> EXERCISE GOAL
All of the data that follows should be retyped exactly, please, except the pictures.

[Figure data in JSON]

'''

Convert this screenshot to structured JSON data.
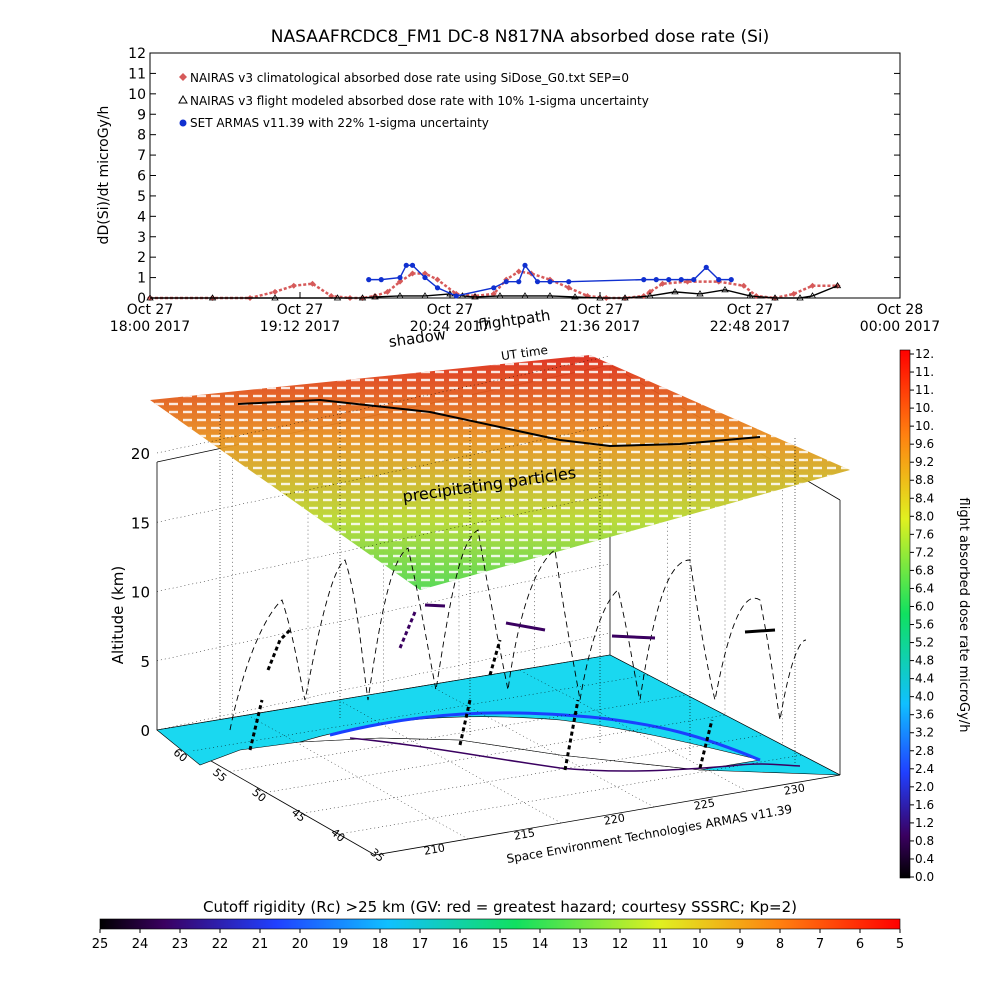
{
  "top_chart": {
    "title": "NASAAFRCDC8_FM1 DC-8    N817NA absorbed dose rate (Si)",
    "ylabel": "dD(Si)/dt microGy/h",
    "xlabel": "UT time",
    "legend": [
      {
        "label": "NAIRAS v3 climatological absorbed dose rate using SiDose_G0.txt SEP=0",
        "color": "#d65a5a",
        "marker": "diamond"
      },
      {
        "label": "NAIRAS v3 flight modeled absorbed dose rate with 10% 1-sigma uncertainty",
        "color": "#000000",
        "marker": "triangle"
      },
      {
        "label": "SET ARMAS v11.39 with 22% 1-sigma uncertainty",
        "color": "#1030d0",
        "marker": "circle"
      }
    ],
    "x_ticks": [
      {
        "line1": "Oct 27",
        "line2": "18:00 2017"
      },
      {
        "line1": "Oct 27",
        "line2": "19:12 2017"
      },
      {
        "line1": "Oct 27",
        "line2": "20:24 2017"
      },
      {
        "line1": "Oct 27",
        "line2": "21:36 2017"
      },
      {
        "line1": "Oct 27",
        "line2": "22:48 2017"
      },
      {
        "line1": "Oct 28",
        "line2": "00:00 2017"
      }
    ],
    "y_ticks": [
      "0",
      "1",
      "2",
      "3",
      "4",
      "5",
      "6",
      "7",
      "8",
      "9",
      "10",
      "11",
      "12"
    ]
  },
  "chart_data": [
    {
      "type": "line",
      "title": "NASAAFRCDC8_FM1 DC-8    N817NA absorbed dose rate (Si)",
      "xlabel": "UT time",
      "ylabel": "dD(Si)/dt microGy/h",
      "x_unit": "hours UT since Oct 27 18:00 2017",
      "xlim": [
        0,
        6
      ],
      "ylim": [
        0,
        12
      ],
      "series": [
        {
          "name": "NAIRAS v3 climatological absorbed dose rate using SiDose_G0.txt SEP=0",
          "x": [
            0,
            0.5,
            0.8,
            1.0,
            1.15,
            1.3,
            1.45,
            1.6,
            1.7,
            1.8,
            1.9,
            2.0,
            2.1,
            2.2,
            2.3,
            2.45,
            2.6,
            2.75,
            2.85,
            2.95,
            3.05,
            3.2,
            3.35,
            3.5,
            3.65,
            3.8,
            3.95,
            4.0,
            4.1,
            4.3,
            4.55,
            4.75,
            4.85,
            5.0,
            5.15,
            5.3,
            5.5
          ],
          "values": [
            0,
            0,
            0,
            0.3,
            0.6,
            0.7,
            0.1,
            0,
            0,
            0.1,
            0.3,
            0.8,
            1.2,
            1.2,
            0.9,
            0.2,
            0.1,
            0.2,
            0.9,
            1.3,
            1.2,
            0.9,
            0.5,
            0.1,
            0,
            0,
            0.1,
            0.3,
            0.7,
            0.8,
            0.8,
            0.6,
            0.1,
            0,
            0.2,
            0.6,
            0.6
          ]
        },
        {
          "name": "NAIRAS v3 flight modeled absorbed dose rate with 10% 1-sigma uncertainty",
          "x": [
            0,
            0.5,
            1.0,
            1.5,
            1.7,
            1.8,
            2.0,
            2.2,
            2.4,
            2.5,
            2.6,
            2.8,
            3.0,
            3.2,
            3.4,
            3.6,
            3.8,
            4.0,
            4.2,
            4.4,
            4.6,
            4.8,
            5.0,
            5.2,
            5.3,
            5.5
          ],
          "values": [
            0,
            0,
            0,
            0,
            0,
            0.05,
            0.1,
            0.1,
            0.2,
            0.1,
            0.05,
            0.1,
            0.1,
            0.1,
            0.05,
            0,
            0,
            0.1,
            0.3,
            0.2,
            0.4,
            0.1,
            0,
            0,
            0.1,
            0.6
          ]
        },
        {
          "name": "SET ARMAS v11.39 with 22% 1-sigma uncertainty",
          "x": [
            1.75,
            1.85,
            2.0,
            2.05,
            2.1,
            2.2,
            2.3,
            2.45,
            2.75,
            2.85,
            2.95,
            3.0,
            3.1,
            3.2,
            3.35,
            3.95,
            4.05,
            4.15,
            4.25,
            4.35,
            4.45,
            4.55,
            4.65
          ],
          "values": [
            0.9,
            0.9,
            1.0,
            1.6,
            1.6,
            1.0,
            0.5,
            0.1,
            0.5,
            0.8,
            0.8,
            1.6,
            0.8,
            0.8,
            0.8,
            0.9,
            0.9,
            0.9,
            0.9,
            0.9,
            1.5,
            0.9,
            0.9
          ]
        }
      ]
    },
    {
      "type": "scatter",
      "ylabel": "Altitude (km)",
      "x_ticks": [
        "210",
        "215",
        "220",
        "225",
        "230"
      ],
      "y_ticks": [
        "0",
        "5",
        "10",
        "15",
        "20"
      ],
      "depth_ticks": [
        "60",
        "55",
        "50",
        "45",
        "40",
        "35"
      ],
      "x_caption": "Space Environment Technologies ARMAS v11.39",
      "annotations": [
        "shadow",
        "flightpath",
        "UT time",
        "precipitating particles"
      ],
      "colorbar_right": {
        "label": "flight absorbed dose rate microGy/h",
        "ticks": [
          "12.",
          "11.",
          "11.",
          "10.",
          "10.",
          "9.6",
          "9.2",
          "8.8",
          "8.4",
          "8.0",
          "7.6",
          "7.2",
          "6.8",
          "6.4",
          "6.0",
          "5.6",
          "5.2",
          "4.8",
          "4.4",
          "4.0",
          "3.6",
          "3.2",
          "2.8",
          "2.4",
          "2.0",
          "1.6",
          "1.2",
          "0.8",
          "0.4",
          "0.0"
        ]
      },
      "colorbar_bottom": {
        "label": "Cutoff rigidity (Rc) >25 km (GV: red = greatest hazard; courtesy SSSRC; Kp=2)",
        "ticks": [
          "25",
          "24",
          "23",
          "22",
          "21",
          "20",
          "19",
          "18",
          "17",
          "16",
          "15",
          "14",
          "13",
          "12",
          "11",
          "10",
          "9",
          "8",
          "7",
          "6",
          "5"
        ]
      }
    }
  ]
}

'''

> OUTPUT FOR THIS EXERCISE
Convert this screenshot to structured JSON data.
{
  "top_chart": {
    "title": "NASAAFRCDC8_FM1 DC-8    N817NA absorbed dose rate (Si)",
    "ylabel": "dD(Si)/dt microGy/h",
    "xlabel": "UT time",
    "legend": [
      {
        "label": "NAIRAS v3 climatological absorbed dose rate using SiDose_G0.txt SEP=0",
        "color": "#d65a5a",
        "marker": "diamond"
      },
      {
        "label": "NAIRAS v3 flight modeled absorbed dose rate with 10% 1-sigma uncertainty",
        "color": "#000000",
        "marker": "triangle"
      },
      {
        "label": "SET ARMAS v11.39 with 22% 1-sigma uncertainty",
        "color": "#1030d0",
        "marker": "circle"
      }
    ],
    "x_ticks": [
      {
        "line1": "Oct 27",
        "line2": "18:00 2017"
      },
      {
        "line1": "Oct 27",
        "line2": "19:12 2017"
      },
      {
        "line1": "Oct 27",
        "line2": "20:24 2017"
      },
      {
        "line1": "Oct 27",
        "line2": "21:36 2017"
      },
      {
        "line1": "Oct 27",
        "line2": "22:48 2017"
      },
      {
        "line1": "Oct 28",
        "line2": "00:00 2017"
      }
    ],
    "y_ticks": [
      "0",
      "1",
      "2",
      "3",
      "4",
      "5",
      "6",
      "7",
      "8",
      "9",
      "10",
      "11",
      "12"
    ]
  },
  "chart_data": [
    {
      "type": "line",
      "title": "NASAAFRCDC8_FM1 DC-8    N817NA absorbed dose rate (Si)",
      "xlabel": "UT time",
      "ylabel": "dD(Si)/dt microGy/h",
      "x_unit": "hours UT since Oct 27 18:00 2017",
      "xlim": [
        0,
        6
      ],
      "ylim": [
        0,
        12
      ],
      "series": [
        {
          "name": "NAIRAS v3 climatological absorbed dose rate using SiDose_G0.txt SEP=0",
          "x": [
            0,
            0.5,
            0.8,
            1.0,
            1.15,
            1.3,
            1.45,
            1.6,
            1.7,
            1.8,
            1.9,
            2.0,
            2.1,
            2.2,
            2.3,
            2.45,
            2.6,
            2.75,
            2.85,
            2.95,
            3.05,
            3.2,
            3.35,
            3.5,
            3.65,
            3.8,
            3.95,
            4.0,
            4.1,
            4.3,
            4.55,
            4.75,
            4.85,
            5.0,
            5.15,
            5.3,
            5.5
          ],
          "values": [
            0,
            0,
            0,
            0.3,
            0.6,
            0.7,
            0.1,
            0,
            0,
            0.1,
            0.3,
            0.8,
            1.2,
            1.2,
            0.9,
            0.2,
            0.1,
            0.2,
            0.9,
            1.3,
            1.2,
            0.9,
            0.5,
            0.1,
            0,
            0,
            0.1,
            0.3,
            0.7,
            0.8,
            0.8,
            0.6,
            0.1,
            0,
            0.2,
            0.6,
            0.6
          ]
        },
        {
          "name": "NAIRAS v3 flight modeled absorbed dose rate with 10% 1-sigma uncertainty",
          "x": [
            0,
            0.5,
            1.0,
            1.5,
            1.7,
            1.8,
            2.0,
            2.2,
            2.4,
            2.5,
            2.6,
            2.8,
            3.0,
            3.2,
            3.4,
            3.6,
            3.8,
            4.0,
            4.2,
            4.4,
            4.6,
            4.8,
            5.0,
            5.2,
            5.3,
            5.5
          ],
          "values": [
            0,
            0,
            0,
            0,
            0,
            0.05,
            0.1,
            0.1,
            0.2,
            0.1,
            0.05,
            0.1,
            0.1,
            0.1,
            0.05,
            0,
            0,
            0.1,
            0.3,
            0.2,
            0.4,
            0.1,
            0,
            0,
            0.1,
            0.6
          ]
        },
        {
          "name": "SET ARMAS v11.39 with 22% 1-sigma uncertainty",
          "x": [
            1.75,
            1.85,
            2.0,
            2.05,
            2.1,
            2.2,
            2.3,
            2.45,
            2.75,
            2.85,
            2.95,
            3.0,
            3.1,
            3.2,
            3.35,
            3.95,
            4.05,
            4.15,
            4.25,
            4.35,
            4.45,
            4.55,
            4.65
          ],
          "values": [
            0.9,
            0.9,
            1.0,
            1.6,
            1.6,
            1.0,
            0.5,
            0.1,
            0.5,
            0.8,
            0.8,
            1.6,
            0.8,
            0.8,
            0.8,
            0.9,
            0.9,
            0.9,
            0.9,
            0.9,
            1.5,
            0.9,
            0.9
          ]
        }
      ]
    },
    {
      "type": "scatter",
      "ylabel": "Altitude (km)",
      "x_ticks": [
        "210",
        "215",
        "220",
        "225",
        "230"
      ],
      "y_ticks": [
        "0",
        "5",
        "10",
        "15",
        "20"
      ],
      "depth_ticks": [
        "60",
        "55",
        "50",
        "45",
        "40",
        "35"
      ],
      "x_caption": "Space Environment Technologies ARMAS v11.39",
      "annotations": [
        "shadow",
        "flightpath",
        "UT time",
        "precipitating particles"
      ],
      "colorbar_right": {
        "label": "flight absorbed dose rate microGy/h",
        "ticks": [
          "12.",
          "11.",
          "11.",
          "10.",
          "10.",
          "9.6",
          "9.2",
          "8.8",
          "8.4",
          "8.0",
          "7.6",
          "7.2",
          "6.8",
          "6.4",
          "6.0",
          "5.6",
          "5.2",
          "4.8",
          "4.4",
          "4.0",
          "3.6",
          "3.2",
          "2.8",
          "2.4",
          "2.0",
          "1.6",
          "1.2",
          "0.8",
          "0.4",
          "0.0"
        ]
      },
      "colorbar_bottom": {
        "label": "Cutoff rigidity (Rc) >25 km (GV: red = greatest hazard; courtesy SSSRC; Kp=2)",
        "ticks": [
          "25",
          "24",
          "23",
          "22",
          "21",
          "20",
          "19",
          "18",
          "17",
          "16",
          "15",
          "14",
          "13",
          "12",
          "11",
          "10",
          "9",
          "8",
          "7",
          "6",
          "5"
        ]
      }
    }
  ]
}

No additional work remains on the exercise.